TASK STATEMENT
Convert every entry below into a JSON list of strings, with each line as its own string and blank lines left out.

DATA SECTION
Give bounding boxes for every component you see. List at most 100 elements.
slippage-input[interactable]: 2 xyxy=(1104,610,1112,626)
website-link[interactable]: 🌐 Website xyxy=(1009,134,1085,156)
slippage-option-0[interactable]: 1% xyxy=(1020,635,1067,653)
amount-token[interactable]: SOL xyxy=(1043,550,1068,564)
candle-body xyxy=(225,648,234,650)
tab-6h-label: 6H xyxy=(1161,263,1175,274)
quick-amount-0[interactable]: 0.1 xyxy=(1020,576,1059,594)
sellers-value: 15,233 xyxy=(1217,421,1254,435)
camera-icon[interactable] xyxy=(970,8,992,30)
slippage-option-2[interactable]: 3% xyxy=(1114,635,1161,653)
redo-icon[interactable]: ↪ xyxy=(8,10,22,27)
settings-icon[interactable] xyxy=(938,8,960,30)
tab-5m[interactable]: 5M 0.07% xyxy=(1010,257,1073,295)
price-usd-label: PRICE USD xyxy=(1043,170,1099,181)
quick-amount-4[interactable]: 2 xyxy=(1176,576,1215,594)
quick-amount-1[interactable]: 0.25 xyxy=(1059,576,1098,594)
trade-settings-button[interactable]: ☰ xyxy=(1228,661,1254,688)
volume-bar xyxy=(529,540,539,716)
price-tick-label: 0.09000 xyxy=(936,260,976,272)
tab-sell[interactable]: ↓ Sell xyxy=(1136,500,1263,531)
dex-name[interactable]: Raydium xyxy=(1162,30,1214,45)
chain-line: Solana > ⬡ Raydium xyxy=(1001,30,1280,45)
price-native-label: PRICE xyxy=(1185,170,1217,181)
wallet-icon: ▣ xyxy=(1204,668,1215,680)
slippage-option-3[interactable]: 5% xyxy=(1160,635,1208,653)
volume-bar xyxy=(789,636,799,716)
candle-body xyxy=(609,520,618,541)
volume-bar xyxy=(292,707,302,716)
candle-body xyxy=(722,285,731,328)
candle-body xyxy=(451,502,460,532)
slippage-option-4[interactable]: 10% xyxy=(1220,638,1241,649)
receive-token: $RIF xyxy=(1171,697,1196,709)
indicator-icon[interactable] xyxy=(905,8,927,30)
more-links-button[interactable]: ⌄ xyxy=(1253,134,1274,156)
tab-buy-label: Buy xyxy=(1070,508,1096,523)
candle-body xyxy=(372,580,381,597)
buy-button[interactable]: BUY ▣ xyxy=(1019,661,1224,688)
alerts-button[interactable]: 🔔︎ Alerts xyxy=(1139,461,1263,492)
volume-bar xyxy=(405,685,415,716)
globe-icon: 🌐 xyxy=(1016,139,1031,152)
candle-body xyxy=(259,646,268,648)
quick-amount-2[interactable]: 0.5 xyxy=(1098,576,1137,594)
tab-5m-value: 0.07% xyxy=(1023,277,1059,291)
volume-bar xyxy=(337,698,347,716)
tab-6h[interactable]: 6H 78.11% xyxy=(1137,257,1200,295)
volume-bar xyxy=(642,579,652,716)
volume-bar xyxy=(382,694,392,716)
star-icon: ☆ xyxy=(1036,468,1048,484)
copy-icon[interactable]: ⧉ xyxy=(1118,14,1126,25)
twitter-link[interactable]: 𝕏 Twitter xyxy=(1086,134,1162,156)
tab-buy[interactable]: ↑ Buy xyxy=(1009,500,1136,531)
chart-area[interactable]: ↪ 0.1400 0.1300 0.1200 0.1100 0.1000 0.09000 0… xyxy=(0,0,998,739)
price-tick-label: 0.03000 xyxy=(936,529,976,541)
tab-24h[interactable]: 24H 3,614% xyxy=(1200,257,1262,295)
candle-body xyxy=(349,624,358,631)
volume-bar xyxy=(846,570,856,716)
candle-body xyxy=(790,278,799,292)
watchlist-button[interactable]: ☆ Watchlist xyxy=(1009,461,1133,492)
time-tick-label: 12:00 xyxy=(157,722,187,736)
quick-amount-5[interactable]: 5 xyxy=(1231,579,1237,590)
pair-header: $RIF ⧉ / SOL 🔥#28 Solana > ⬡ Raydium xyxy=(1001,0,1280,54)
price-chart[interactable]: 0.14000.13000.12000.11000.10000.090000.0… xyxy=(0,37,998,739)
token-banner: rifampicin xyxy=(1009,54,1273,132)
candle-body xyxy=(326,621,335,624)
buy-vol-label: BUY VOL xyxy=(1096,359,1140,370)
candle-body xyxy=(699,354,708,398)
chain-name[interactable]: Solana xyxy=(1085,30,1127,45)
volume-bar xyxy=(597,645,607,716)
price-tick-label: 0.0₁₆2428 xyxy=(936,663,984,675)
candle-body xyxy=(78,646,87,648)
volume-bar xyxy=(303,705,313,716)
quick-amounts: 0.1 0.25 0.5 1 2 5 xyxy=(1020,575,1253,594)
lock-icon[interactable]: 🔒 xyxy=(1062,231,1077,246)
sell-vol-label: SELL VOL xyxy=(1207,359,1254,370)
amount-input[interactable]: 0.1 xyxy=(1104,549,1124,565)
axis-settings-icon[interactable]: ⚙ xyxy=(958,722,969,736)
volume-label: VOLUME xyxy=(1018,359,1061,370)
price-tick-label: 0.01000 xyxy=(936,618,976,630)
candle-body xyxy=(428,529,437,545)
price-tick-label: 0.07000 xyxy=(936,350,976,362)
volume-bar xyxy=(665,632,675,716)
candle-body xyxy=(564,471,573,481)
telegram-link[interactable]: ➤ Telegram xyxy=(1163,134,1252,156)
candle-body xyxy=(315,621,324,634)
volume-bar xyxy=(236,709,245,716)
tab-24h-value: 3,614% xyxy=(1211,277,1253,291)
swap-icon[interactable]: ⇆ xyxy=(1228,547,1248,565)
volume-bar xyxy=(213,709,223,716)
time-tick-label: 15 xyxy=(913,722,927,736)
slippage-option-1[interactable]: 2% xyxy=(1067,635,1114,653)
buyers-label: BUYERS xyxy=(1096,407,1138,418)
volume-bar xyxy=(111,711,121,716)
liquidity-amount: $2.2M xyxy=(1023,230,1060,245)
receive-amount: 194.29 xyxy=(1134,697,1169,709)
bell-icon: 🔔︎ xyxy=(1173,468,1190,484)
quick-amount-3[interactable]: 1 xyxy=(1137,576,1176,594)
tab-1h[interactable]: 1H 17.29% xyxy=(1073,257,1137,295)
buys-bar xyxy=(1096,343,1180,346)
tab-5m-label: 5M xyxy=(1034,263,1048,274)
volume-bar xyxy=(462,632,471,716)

PROBLEM SOLUTION
[
  "Give bounding boxes for every component you see. List at most 100 elements.",
  "slippage-input[interactable]: 2 xyxy=(1104,610,1112,626)",
  "website-link[interactable]: 🌐 Website xyxy=(1009,134,1085,156)",
  "slippage-option-0[interactable]: 1% xyxy=(1020,635,1067,653)",
  "amount-token[interactable]: SOL xyxy=(1043,550,1068,564)",
  "candle-body xyxy=(225,648,234,650)",
  "tab-6h-label: 6H xyxy=(1161,263,1175,274)",
  "quick-amount-0[interactable]: 0.1 xyxy=(1020,576,1059,594)",
  "sellers-value: 15,233 xyxy=(1217,421,1254,435)",
  "camera-icon[interactable] xyxy=(970,8,992,30)",
  "slippage-option-2[interactable]: 3% xyxy=(1114,635,1161,653)",
  "redo-icon[interactable]: ↪ xyxy=(8,10,22,27)",
  "settings-icon[interactable] xyxy=(938,8,960,30)",
  "tab-5m[interactable]: 5M 0.07% xyxy=(1010,257,1073,295)",
  "price-usd-label: PRICE USD xyxy=(1043,170,1099,181)",
  "quick-amount-4[interactable]: 2 xyxy=(1176,576,1215,594)",
  "quick-amount-1[interactable]: 0.25 xyxy=(1059,576,1098,594)",
  "trade-settings-button[interactable]: ☰ xyxy=(1228,661,1254,688)",
  "volume-bar xyxy=(529,540,539,716)",
  "price-tick-label: 0.09000 xyxy=(936,260,976,272)",
  "tab-sell[interactable]: ↓ Sell xyxy=(1136,500,1263,531)",
  "dex-name[interactable]: Raydium xyxy=(1162,30,1214,45)",
  "chain-line: Solana > ⬡ Raydium xyxy=(1001,30,1280,45)",
  "price-native-label: PRICE xyxy=(1185,170,1217,181)",
  "wallet-icon: ▣ xyxy=(1204,668,1215,680)",
  "slippage-option-3[interactable]: 5% xyxy=(1160,635,1208,653)",
  "volume-bar xyxy=(789,636,799,716)",
  "candle-body xyxy=(609,520,618,541)",
  "volume-bar xyxy=(292,707,302,716)",
  "candle-body xyxy=(722,285,731,328)",
  "candle-body xyxy=(451,502,460,532)",
  "slippage-option-4[interactable]: 10% xyxy=(1220,638,1241,649)",
  "receive-token: $RIF xyxy=(1171,697,1196,709)",
  "indicator-icon[interactable] xyxy=(905,8,927,30)",
  "more-links-button[interactable]: ⌄ xyxy=(1253,134,1274,156)",
  "tab-buy-label: Buy xyxy=(1070,508,1096,523)",
  "candle-body xyxy=(372,580,381,597)",
  "buy-button[interactable]: BUY ▣ xyxy=(1019,661,1224,688)",
  "alerts-button[interactable]: 🔔︎ Alerts xyxy=(1139,461,1263,492)",
  "volume-bar xyxy=(405,685,415,716)",
  "globe-icon: 🌐 xyxy=(1016,139,1031,152)",
  "candle-body xyxy=(259,646,268,648)",
  "quick-amount-2[interactable]: 0.5 xyxy=(1098,576,1137,594)",
  "tab-5m-value: 0.07% xyxy=(1023,277,1059,291)",
  "volume-bar xyxy=(337,698,347,716)",
  "tab-6h[interactable]: 6H 78.11% xyxy=(1137,257,1200,295)",
  "volume-bar xyxy=(642,579,652,716)",
  "volume-bar xyxy=(382,694,392,716)",
  "star-icon: ☆ xyxy=(1036,468,1048,484)",
  "copy-icon[interactable]: ⧉ xyxy=(1118,14,1126,25)",
  "twitter-link[interactable]: 𝕏 Twitter xyxy=(1086,134,1162,156)",
  "tab-buy[interactable]: ↑ Buy xyxy=(1009,500,1136,531)",
  "chart-area[interactable]: ↪ 0.1400 0.1300 0.1200 0.1100 0.1000 0.09000 0… xyxy=(0,0,998,739)",
  "price-tick-label: 0.03000 xyxy=(936,529,976,541)",
  "tab-24h[interactable]: 24H 3,614% xyxy=(1200,257,1262,295)",
  "candle-body xyxy=(349,624,358,631)",
  "volume-bar xyxy=(846,570,856,716)",
  "candle-body xyxy=(790,278,799,292)",
  "watchlist-button[interactable]: ☆ Watchlist xyxy=(1009,461,1133,492)",
  "time-tick-label: 12:00 xyxy=(157,722,187,736)",
  "quick-amount-5[interactable]: 5 xyxy=(1231,579,1237,590)",
  "pair-header: $RIF ⧉ / SOL 🔥#28 Solana > ⬡ Raydium xyxy=(1001,0,1280,54)",
  "price-chart[interactable]: 0.14000.13000.12000.11000.10000.090000.0… xyxy=(0,37,998,739)",
  "token-banner: rifampicin xyxy=(1009,54,1273,132)",
  "candle-body xyxy=(326,621,335,624)",
  "buy-vol-label: BUY VOL xyxy=(1096,359,1140,370)",
  "candle-body xyxy=(699,354,708,398)",
  "chain-name[interactable]: Solana xyxy=(1085,30,1127,45)",
  "volume-bar xyxy=(597,645,607,716)",
  "price-tick-label: 0.0₁₆2428 xyxy=(936,663,984,675)",
  "candle-body xyxy=(78,646,87,648)",
  "volume-bar xyxy=(303,705,313,716)",
  "quick-amounts: 0.1 0.25 0.5 1 2 5 xyxy=(1020,575,1253,594)",
  "lock-icon[interactable]: 🔒 xyxy=(1062,231,1077,246)",
  "sell-vol-label: SELL VOL xyxy=(1207,359,1254,370)",
  "amount-input[interactable]: 0.1 xyxy=(1104,549,1124,565)",
  "axis-settings-icon[interactable]: ⚙ xyxy=(958,722,969,736)",
  "volume-label: VOLUME xyxy=(1018,359,1061,370)",
  "price-tick-label: 0.01000 xyxy=(936,618,976,630)",
  "candle-body xyxy=(428,529,437,545)",
  "price-tick-label: 0.07000 xyxy=(936,350,976,362)",
  "volume-bar xyxy=(665,632,675,716)",
  "candle-body xyxy=(564,471,573,481)",
  "telegram-link[interactable]: ➤ Telegram xyxy=(1163,134,1252,156)",
  "candle-body xyxy=(315,621,324,634)",
  "volume-bar xyxy=(236,709,245,716)",
  "tab-24h-value: 3,614% xyxy=(1211,277,1253,291)",
  "swap-icon[interactable]: ⇆ xyxy=(1228,547,1248,565)",
  "volume-bar xyxy=(213,709,223,716)",
  "time-tick-label: 15 xyxy=(913,722,927,736)",
  "slippage-option-1[interactable]: 2% xyxy=(1067,635,1114,653)",
  "buyers-label: BUYERS xyxy=(1096,407,1138,418)",
  "volume-bar xyxy=(111,711,121,716)",
  "liquidity-amount: $2.2M xyxy=(1023,230,1060,245)",
  "receive-amount: 194.29 xyxy=(1134,697,1169,709)",
  "bell-icon: 🔔︎ xyxy=(1173,468,1190,484)",
  "quick-amount-3[interactable]: 1 xyxy=(1137,576,1176,594)",
  "tab-1h[interactable]: 1H 17.29% xyxy=(1073,257,1137,295)",
  "buys-bar xyxy=(1096,343,1180,346)",
  "tab-5m-label: 5M xyxy=(1034,263,1048,274)",
  "volume-bar xyxy=(462,632,471,716)"
]